_TEXT SEGMENT_.
Microbial Cell Line Development Services

Biologics manufacturing by high-density microbial fermentation can have the advantages of development speed, low cost and scalability. Though E. coli is a preferred host for expression of non-glycosylated proteins, KBI is also experienced with more novel yeast and Pseudomonas expression systems, designed for disulfide-bond formation, product folding and soluble accumulation. In other cases, insoluble protein accumulation in inclusion bodies (IBs) is an advantage, allowing high recovery and conversion to active product by solubilization and refolding procedures. KBI’s expertise in this area has allowed the use of microbial hosts for the expression of several known “difficult-to-refold” products.

KBI has been applying established microbial recombinant protein expression systems to provide rapid cell line generation services using:

E. coli expression systems

• Arabinose, rhamnose, phosphate depletion, and IPTG-inducible gene promoters
• Removable leader sequences for localizing proteins, increasing expression or editing the amino-terminus
• Soluble accumulation
• Insoluble (IB) accumulation
• Periplasmic accumulation

Expression strains support proof-of-concept (POC) material generation for preclinical programs, designed to meet the client’s timeline and budgetary objectives. Cell line development activities can be performed as stand-alone services, or are integrated into larger-scope process development programs. Selected cell lines are used to generate KBI internal research cell banks (RCBs).

For full scope process development and cGMP manufacturing programs, master cell bank (MCB) generation is outsourced to established third party vendors. KBI conducts quality audit of a vendor, transfers distribution vials of the selected RCB to the third party facility, manages and provides quality oversight of the pre-bank testing, the MCB production, testing and release under cGMP.

The key considerations for microbial cell line development programs include:

• Understanding of business and science driven objectives related to the expression platform choice, e.g. product quality, IP status and licensing terms
• Applying established, commercially proven expression platform systems in order to streamline subsequent process development activities
• Implementing ICH Q5D and ICH Q5B guidelines
• Gene and codon optimization of the expression plasmids,
• Clone selection based on product yield, quality, and cell culture performance,
• Verification of critical product quality attributes by integrating analytical support, e.g. mass spec, into the clone selection process.

_EXTRACTED ENTRIES_.
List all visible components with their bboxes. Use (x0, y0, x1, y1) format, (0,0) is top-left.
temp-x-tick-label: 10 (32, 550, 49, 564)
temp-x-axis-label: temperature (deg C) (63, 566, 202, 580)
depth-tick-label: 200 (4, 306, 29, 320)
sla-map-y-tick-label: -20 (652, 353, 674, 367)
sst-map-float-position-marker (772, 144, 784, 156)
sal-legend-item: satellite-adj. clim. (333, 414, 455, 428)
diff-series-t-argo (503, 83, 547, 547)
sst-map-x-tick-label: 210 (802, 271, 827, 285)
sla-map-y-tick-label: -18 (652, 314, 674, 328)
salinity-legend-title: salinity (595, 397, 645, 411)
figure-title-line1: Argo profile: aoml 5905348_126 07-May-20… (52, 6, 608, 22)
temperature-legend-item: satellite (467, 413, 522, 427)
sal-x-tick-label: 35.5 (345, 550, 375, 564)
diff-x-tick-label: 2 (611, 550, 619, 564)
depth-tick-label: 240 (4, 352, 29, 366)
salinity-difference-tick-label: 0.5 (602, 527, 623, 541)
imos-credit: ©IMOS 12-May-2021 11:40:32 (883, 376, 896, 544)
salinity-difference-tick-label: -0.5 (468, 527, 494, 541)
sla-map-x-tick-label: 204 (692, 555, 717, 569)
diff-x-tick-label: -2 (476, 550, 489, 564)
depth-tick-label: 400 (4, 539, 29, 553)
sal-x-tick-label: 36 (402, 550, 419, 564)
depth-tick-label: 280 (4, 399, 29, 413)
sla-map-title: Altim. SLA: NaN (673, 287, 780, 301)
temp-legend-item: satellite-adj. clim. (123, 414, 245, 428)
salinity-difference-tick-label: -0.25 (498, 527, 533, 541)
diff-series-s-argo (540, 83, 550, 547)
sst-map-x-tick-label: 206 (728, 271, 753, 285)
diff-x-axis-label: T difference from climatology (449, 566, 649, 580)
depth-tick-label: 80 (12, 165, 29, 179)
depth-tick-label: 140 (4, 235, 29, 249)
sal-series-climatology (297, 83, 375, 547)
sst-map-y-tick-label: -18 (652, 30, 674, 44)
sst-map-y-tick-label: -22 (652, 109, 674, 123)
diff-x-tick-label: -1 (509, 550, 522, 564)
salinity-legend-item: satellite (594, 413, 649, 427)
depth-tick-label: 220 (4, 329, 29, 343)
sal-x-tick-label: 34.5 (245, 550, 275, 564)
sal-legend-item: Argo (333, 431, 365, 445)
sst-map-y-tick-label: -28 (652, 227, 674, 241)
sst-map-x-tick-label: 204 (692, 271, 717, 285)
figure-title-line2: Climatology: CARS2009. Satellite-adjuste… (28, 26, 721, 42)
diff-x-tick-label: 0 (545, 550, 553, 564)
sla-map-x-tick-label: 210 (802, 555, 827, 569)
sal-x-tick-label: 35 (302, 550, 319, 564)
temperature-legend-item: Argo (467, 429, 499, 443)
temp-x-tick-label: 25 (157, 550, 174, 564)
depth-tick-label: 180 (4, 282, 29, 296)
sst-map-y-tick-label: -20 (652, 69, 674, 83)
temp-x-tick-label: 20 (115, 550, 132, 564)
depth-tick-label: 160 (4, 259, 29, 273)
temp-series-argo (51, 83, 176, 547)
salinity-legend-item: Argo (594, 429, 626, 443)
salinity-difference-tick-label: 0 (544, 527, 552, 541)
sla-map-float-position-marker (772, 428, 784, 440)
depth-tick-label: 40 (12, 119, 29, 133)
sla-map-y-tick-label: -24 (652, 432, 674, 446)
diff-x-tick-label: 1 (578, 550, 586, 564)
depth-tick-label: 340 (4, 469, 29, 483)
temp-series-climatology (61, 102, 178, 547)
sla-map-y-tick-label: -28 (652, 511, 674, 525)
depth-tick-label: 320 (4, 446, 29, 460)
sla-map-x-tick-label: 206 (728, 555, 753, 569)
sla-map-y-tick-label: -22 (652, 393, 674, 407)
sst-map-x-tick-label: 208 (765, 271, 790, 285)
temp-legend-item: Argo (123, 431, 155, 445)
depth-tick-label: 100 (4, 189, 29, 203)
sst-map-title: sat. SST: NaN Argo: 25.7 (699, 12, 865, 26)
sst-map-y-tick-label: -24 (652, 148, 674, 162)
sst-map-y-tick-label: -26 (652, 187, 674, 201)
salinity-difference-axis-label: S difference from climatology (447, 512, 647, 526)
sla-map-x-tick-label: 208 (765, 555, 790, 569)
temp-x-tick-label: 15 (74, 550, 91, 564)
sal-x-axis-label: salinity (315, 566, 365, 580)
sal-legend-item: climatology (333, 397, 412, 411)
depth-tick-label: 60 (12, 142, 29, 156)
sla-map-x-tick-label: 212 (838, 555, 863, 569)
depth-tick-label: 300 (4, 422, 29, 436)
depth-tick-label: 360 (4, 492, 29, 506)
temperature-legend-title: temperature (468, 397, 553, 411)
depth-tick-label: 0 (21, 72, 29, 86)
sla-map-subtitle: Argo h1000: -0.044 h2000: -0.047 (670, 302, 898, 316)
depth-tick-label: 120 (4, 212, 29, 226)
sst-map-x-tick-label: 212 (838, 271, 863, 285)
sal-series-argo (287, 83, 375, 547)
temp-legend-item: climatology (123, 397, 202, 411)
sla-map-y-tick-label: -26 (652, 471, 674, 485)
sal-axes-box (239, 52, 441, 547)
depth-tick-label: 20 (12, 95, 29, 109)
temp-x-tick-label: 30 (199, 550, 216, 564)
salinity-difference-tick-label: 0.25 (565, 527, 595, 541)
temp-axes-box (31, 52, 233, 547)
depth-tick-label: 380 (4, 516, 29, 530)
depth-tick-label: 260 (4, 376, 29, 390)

_WHAT TO DO_.
(1) Answer these from the text on microbial cell line development:
(a) Which inducible gene promoters are named for the E. coli expression systems?
(b) To whom is master cell bank generation outsourced?
(c) Which ICH guidelines are named among the key considerations?
(2) Summarize the text on microbial cell line development in two sentences.
(3) Using the text on microbial cell line development, decide whether each statement agrees with it. Answer yes or no and quote the deciding words.
(a) KBI generates master cell banks in its own facility.
(b) Cell line development can be offered as a stand-alone service.
(c) E. coli is a preferred host for expressing glycosylated proteins.
Use only the text on microbial cell line development, not the listing.

_OUTPUTS FOR THE TASKS_.
(1)
(a) Arabinose, rhamnose, phosphate depletion, and IPTG-inducible gene promoters.
(b) Established third party vendors.
(c) ICH Q5D and ICH Q5B.

(2) KBI uses established microbial expression systems, mainly E. coli but also yeast and Pseudomonas, to provide rapid cell line generation for proof-of-concept material, either as stand-alone services or as part of larger process development programs. Selected cell lines become internal research cell banks, while master cell bank generation for cGMP programs is outsourced to third party vendors under KBI's quality oversight.

(3)
(a) No: "master cell bank (MCB) generation is outsourced to established third party vendors"
(b) Yes: "Cell line development activities can be performed as stand-alone services"
(c) No: "E. coli is a preferred host for expression of non-glycosylated proteins"